Written problem → Skip the pictures. Repeat everything else in the records word for word.

Records for this exercise →
* Start *
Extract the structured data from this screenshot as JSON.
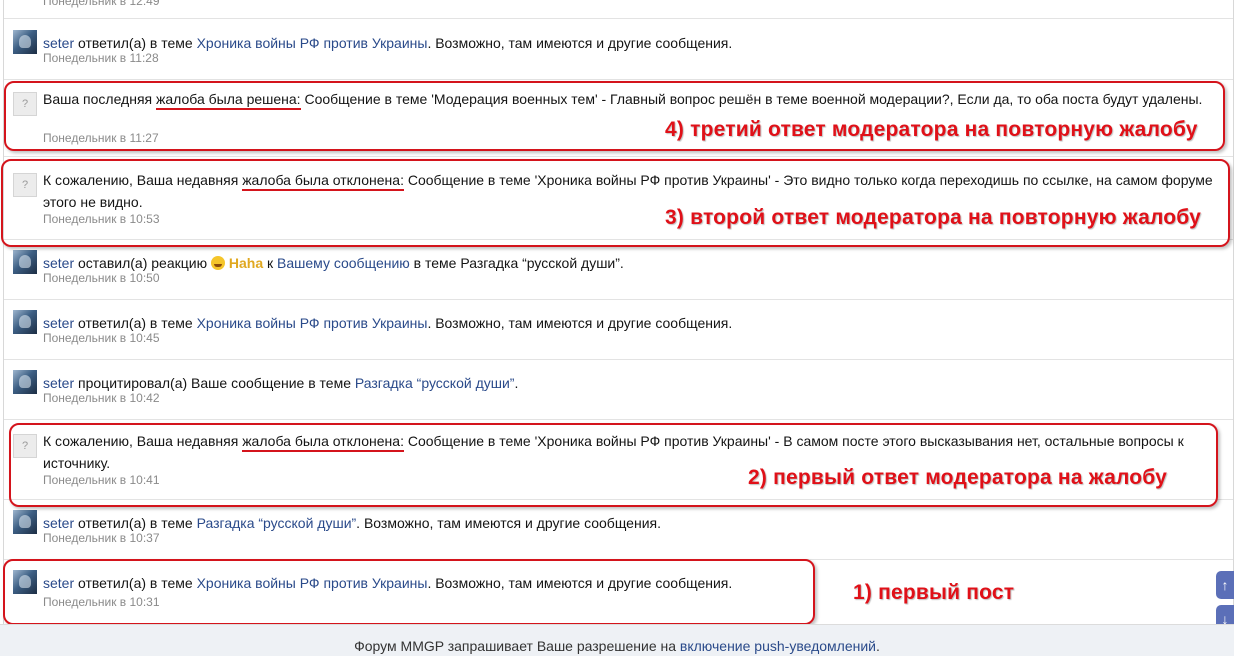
{
  "top_time": "Понедельник в 12:49",
  "items": [
    {
      "user": "seter",
      "action": "ответил(а) в теме",
      "link": "Хроника войны РФ против Украины",
      "rest": ". Возможно, там имеются и другие сообщения.",
      "time": "Понедельник в 11:28"
    },
    {
      "pre": "Ваша последняя",
      "under": "жалоба была решена:",
      "post": "Сообщение в теме 'Модерация военных тем' - Главный вопрос решён в теме военной модерации?, Если да, то оба поста будут удалены.",
      "time": "Понедельник в 11:27"
    },
    {
      "pre": "К сожалению, Ваша недавняя",
      "under": "жалоба была отклонена:",
      "post": "Сообщение в теме 'Хроника войны РФ против Украины' - Это видно только когда переходишь по ссылке, на самом форуме этого не видно.",
      "time": "Понедельник в 10:53"
    },
    {
      "user": "seter",
      "action": "оставил(а) реакцию",
      "reaction": "Haha",
      "to": "к",
      "link": "Вашему сообщению",
      "rest": "в теме Разгадка “русской души”.",
      "time": "Понедельник в 10:50"
    },
    {
      "user": "seter",
      "action": "ответил(а) в теме",
      "link": "Хроника войны РФ против Украины",
      "rest": ". Возможно, там имеются и другие сообщения.",
      "time": "Понедельник в 10:45"
    },
    {
      "user": "seter",
      "action": "процитировал(а) Ваше сообщение в теме",
      "link": "Разгадка “русской души”",
      "rest": ".",
      "time": "Понедельник в 10:42"
    },
    {
      "pre": "К сожалению, Ваша недавняя",
      "under": "жалоба была отклонена:",
      "post": "Сообщение в теме 'Хроника войны РФ против Украины' - В самом посте этого высказывания нет, остальные вопросы к источнику.",
      "time": "Понедельник в 10:41"
    },
    {
      "user": "seter",
      "action": "ответил(а) в теме",
      "link": "Разгадка “русской души”",
      "rest": ". Возможно, там имеются и другие сообщения.",
      "time": "Понедельник в 10:37"
    },
    {
      "user": "seter",
      "action": "ответил(а) в теме",
      "link": "Хроника войны РФ против Украины",
      "rest": ". Возможно, там имеются и другие сообщения.",
      "time": "Понедельник в 10:31"
    }
  ],
  "annotations": {
    "a4": "4) третий ответ модератора на повторную жалобу",
    "a3": "3) второй ответ модератора на повторную жалобу",
    "a2": "2) первый ответ модератора на жалобу",
    "a1": "1) первый пост"
  },
  "system_avatar_glyph": "?",
  "push_bar": {
    "text": "Форум MMGP запрашивает Ваше разрешение на",
    "link": "включение push-уведомлений",
    "end": "."
  },
  "scroll": {
    "up": "↑",
    "down": "↓"
  },
  "colors": {
    "annotation_red": "#d4141c",
    "link_blue": "#2a4a8a",
    "haha_gold": "#e0a821"
  }
}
* End *
Correct result →
Extract the structured data from this screenshot as JSON.
{
  "top_time": "Понедельник в 12:49",
  "items": [
    {
      "user": "seter",
      "action": "ответил(а) в теме",
      "link": "Хроника войны РФ против Украины",
      "rest": ". Возможно, там имеются и другие сообщения.",
      "time": "Понедельник в 11:28"
    },
    {
      "pre": "Ваша последняя",
      "under": "жалоба была решена:",
      "post": "Сообщение в теме 'Модерация военных тем' - Главный вопрос решён в теме военной модерации?, Если да, то оба поста будут удалены.",
      "time": "Понедельник в 11:27"
    },
    {
      "pre": "К сожалению, Ваша недавняя",
      "under": "жалоба была отклонена:",
      "post": "Сообщение в теме 'Хроника войны РФ против Украины' - Это видно только когда переходишь по ссылке, на самом форуме этого не видно.",
      "time": "Понедельник в 10:53"
    },
    {
      "user": "seter",
      "action": "оставил(а) реакцию",
      "reaction": "Haha",
      "to": "к",
      "link": "Вашему сообщению",
      "rest": "в теме Разгадка “русской души”.",
      "time": "Понедельник в 10:50"
    },
    {
      "user": "seter",
      "action": "ответил(а) в теме",
      "link": "Хроника войны РФ против Украины",
      "rest": ". Возможно, там имеются и другие сообщения.",
      "time": "Понедельник в 10:45"
    },
    {
      "user": "seter",
      "action": "процитировал(а) Ваше сообщение в теме",
      "link": "Разгадка “русской души”",
      "rest": ".",
      "time": "Понедельник в 10:42"
    },
    {
      "pre": "К сожалению, Ваша недавняя",
      "under": "жалоба была отклонена:",
      "post": "Сообщение в теме 'Хроника войны РФ против Украины' - В самом посте этого высказывания нет, остальные вопросы к источнику.",
      "time": "Понедельник в 10:41"
    },
    {
      "user": "seter",
      "action": "ответил(а) в теме",
      "link": "Разгадка “русской души”",
      "rest": ". Возможно, там имеются и другие сообщения.",
      "time": "Понедельник в 10:37"
    },
    {
      "user": "seter",
      "action": "ответил(а) в теме",
      "link": "Хроника войны РФ против Украины",
      "rest": ". Возможно, там имеются и другие сообщения.",
      "time": "Понедельник в 10:31"
    }
  ],
  "annotations": {
    "a4": "4) третий ответ модератора на повторную жалобу",
    "a3": "3) второй ответ модератора на повторную жалобу",
    "a2": "2) первый ответ модератора на жалобу",
    "a1": "1) первый пост"
  },
  "system_avatar_glyph": "?",
  "push_bar": {
    "text": "Форум MMGP запрашивает Ваше разрешение на",
    "link": "включение push-уведомлений",
    "end": "."
  },
  "scroll": {
    "up": "↑",
    "down": "↓"
  },
  "colors": {
    "annotation_red": "#d4141c",
    "link_blue": "#2a4a8a",
    "haha_gold": "#e0a821"
  }
}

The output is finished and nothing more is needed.